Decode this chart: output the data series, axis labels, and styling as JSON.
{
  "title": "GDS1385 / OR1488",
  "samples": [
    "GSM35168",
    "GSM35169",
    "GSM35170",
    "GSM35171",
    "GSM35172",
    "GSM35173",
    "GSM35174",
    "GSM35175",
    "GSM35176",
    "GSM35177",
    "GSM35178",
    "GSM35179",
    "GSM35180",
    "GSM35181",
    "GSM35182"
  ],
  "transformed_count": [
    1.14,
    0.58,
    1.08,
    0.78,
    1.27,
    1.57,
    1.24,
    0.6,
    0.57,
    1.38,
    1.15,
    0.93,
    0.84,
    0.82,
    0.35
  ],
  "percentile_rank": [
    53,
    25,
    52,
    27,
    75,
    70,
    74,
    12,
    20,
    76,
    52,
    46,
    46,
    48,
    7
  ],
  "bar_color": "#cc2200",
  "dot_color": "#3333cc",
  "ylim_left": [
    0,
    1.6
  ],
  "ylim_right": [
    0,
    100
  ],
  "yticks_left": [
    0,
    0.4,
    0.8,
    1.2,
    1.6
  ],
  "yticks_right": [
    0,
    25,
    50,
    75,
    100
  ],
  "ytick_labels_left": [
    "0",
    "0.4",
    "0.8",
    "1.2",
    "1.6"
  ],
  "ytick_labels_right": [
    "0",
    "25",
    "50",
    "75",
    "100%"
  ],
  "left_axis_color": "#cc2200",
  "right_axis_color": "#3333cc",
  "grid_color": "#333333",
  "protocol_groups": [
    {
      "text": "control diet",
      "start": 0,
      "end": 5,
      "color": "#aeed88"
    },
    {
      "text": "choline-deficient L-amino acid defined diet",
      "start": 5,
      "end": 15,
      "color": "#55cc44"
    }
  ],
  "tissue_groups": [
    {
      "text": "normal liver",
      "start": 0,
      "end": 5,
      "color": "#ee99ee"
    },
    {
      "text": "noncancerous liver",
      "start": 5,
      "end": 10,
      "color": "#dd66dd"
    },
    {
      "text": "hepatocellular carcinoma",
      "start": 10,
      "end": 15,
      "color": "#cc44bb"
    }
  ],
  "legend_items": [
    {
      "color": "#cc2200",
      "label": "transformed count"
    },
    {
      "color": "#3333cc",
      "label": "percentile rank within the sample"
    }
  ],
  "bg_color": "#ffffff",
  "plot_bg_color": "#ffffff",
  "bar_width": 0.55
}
* * *
- **REQUIRED TASK**: Looking at the records above, say how many lines hold the string "ffffff". Write nothing but the number.

- **TASK RESULT**: 2